* [WHAT YOU NEED TO DO]: Output the data that follows exactly, line for line.
────
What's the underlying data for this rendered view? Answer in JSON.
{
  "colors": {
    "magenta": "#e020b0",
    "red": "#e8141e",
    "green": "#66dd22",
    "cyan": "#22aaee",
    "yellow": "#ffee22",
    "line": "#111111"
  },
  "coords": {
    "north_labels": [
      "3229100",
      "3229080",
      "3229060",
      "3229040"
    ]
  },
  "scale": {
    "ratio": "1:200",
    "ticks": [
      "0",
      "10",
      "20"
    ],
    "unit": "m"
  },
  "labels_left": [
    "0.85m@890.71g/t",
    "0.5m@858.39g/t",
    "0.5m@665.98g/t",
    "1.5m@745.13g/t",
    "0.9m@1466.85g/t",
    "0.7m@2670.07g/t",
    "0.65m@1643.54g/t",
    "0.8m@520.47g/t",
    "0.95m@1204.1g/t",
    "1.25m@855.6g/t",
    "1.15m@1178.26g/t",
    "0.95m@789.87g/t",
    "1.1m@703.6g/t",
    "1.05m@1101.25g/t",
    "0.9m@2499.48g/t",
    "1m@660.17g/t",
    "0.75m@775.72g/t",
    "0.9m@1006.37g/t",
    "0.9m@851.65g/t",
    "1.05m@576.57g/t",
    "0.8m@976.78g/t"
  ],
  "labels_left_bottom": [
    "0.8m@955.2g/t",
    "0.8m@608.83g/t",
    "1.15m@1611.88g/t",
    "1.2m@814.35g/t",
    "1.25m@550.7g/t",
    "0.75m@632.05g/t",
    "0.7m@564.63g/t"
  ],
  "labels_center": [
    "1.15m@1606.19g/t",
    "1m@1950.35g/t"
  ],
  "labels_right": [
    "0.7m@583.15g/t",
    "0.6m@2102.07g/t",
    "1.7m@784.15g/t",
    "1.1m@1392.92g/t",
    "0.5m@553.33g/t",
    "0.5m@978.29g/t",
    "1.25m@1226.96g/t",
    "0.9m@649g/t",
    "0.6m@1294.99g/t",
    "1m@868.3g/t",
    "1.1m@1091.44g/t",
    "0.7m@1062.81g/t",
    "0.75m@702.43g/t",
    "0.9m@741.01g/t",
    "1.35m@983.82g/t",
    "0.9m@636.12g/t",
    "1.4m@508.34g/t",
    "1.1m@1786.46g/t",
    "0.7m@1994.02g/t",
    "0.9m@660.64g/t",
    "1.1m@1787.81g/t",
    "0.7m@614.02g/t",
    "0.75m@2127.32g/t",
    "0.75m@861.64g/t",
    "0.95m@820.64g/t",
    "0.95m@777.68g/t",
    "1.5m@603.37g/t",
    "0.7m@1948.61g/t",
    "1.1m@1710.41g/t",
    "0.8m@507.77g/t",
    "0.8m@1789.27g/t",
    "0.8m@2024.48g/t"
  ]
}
────
* [COMPLETE RESPONSE]:
What's the underlying data for this rendered view? Answer in JSON.
{
  "colors": {
    "magenta": "#e020b0",
    "red": "#e8141e",
    "green": "#66dd22",
    "cyan": "#22aaee",
    "yellow": "#ffee22",
    "line": "#111111"
  },
  "coords": {
    "north_labels": [
      "3229100",
      "3229080",
      "3229060",
      "3229040"
    ]
  },
  "scale": {
    "ratio": "1:200",
    "ticks": [
      "0",
      "10",
      "20"
    ],
    "unit": "m"
  },
  "labels_left": [
    "0.85m@890.71g/t",
    "0.5m@858.39g/t",
    "0.5m@665.98g/t",
    "1.5m@745.13g/t",
    "0.9m@1466.85g/t",
    "0.7m@2670.07g/t",
    "0.65m@1643.54g/t",
    "0.8m@520.47g/t",
    "0.95m@1204.1g/t",
    "1.25m@855.6g/t",
    "1.15m@1178.26g/t",
    "0.95m@789.87g/t",
    "1.1m@703.6g/t",
    "1.05m@1101.25g/t",
    "0.9m@2499.48g/t",
    "1m@660.17g/t",
    "0.75m@775.72g/t",
    "0.9m@1006.37g/t",
    "0.9m@851.65g/t",
    "1.05m@576.57g/t",
    "0.8m@976.78g/t"
  ],
  "labels_left_bottom": [
    "0.8m@955.2g/t",
    "0.8m@608.83g/t",
    "1.15m@1611.88g/t",
    "1.2m@814.35g/t",
    "1.25m@550.7g/t",
    "0.75m@632.05g/t",
    "0.7m@564.63g/t"
  ],
  "labels_center": [
    "1.15m@1606.19g/t",
    "1m@1950.35g/t"
  ],
  "labels_right": [
    "0.7m@583.15g/t",
    "0.6m@2102.07g/t",
    "1.7m@784.15g/t",
    "1.1m@1392.92g/t",
    "0.5m@553.33g/t",
    "0.5m@978.29g/t",
    "1.25m@1226.96g/t",
    "0.9m@649g/t",
    "0.6m@1294.99g/t",
    "1m@868.3g/t",
    "1.1m@1091.44g/t",
    "0.7m@1062.81g/t",
    "0.75m@702.43g/t",
    "0.9m@741.01g/t",
    "1.35m@983.82g/t",
    "0.9m@636.12g/t",
    "1.4m@508.34g/t",
    "1.1m@1786.46g/t",
    "0.7m@1994.02g/t",
    "0.9m@660.64g/t",
    "1.1m@1787.81g/t",
    "0.7m@614.02g/t",
    "0.75m@2127.32g/t",
    "0.75m@861.64g/t",
    "0.95m@820.64g/t",
    "0.95m@777.68g/t",
    "1.5m@603.37g/t",
    "0.7m@1948.61g/t",
    "1.1m@1710.41g/t",
    "0.8m@507.77g/t",
    "0.8m@1789.27g/t",
    "0.8m@2024.48g/t"
  ]
}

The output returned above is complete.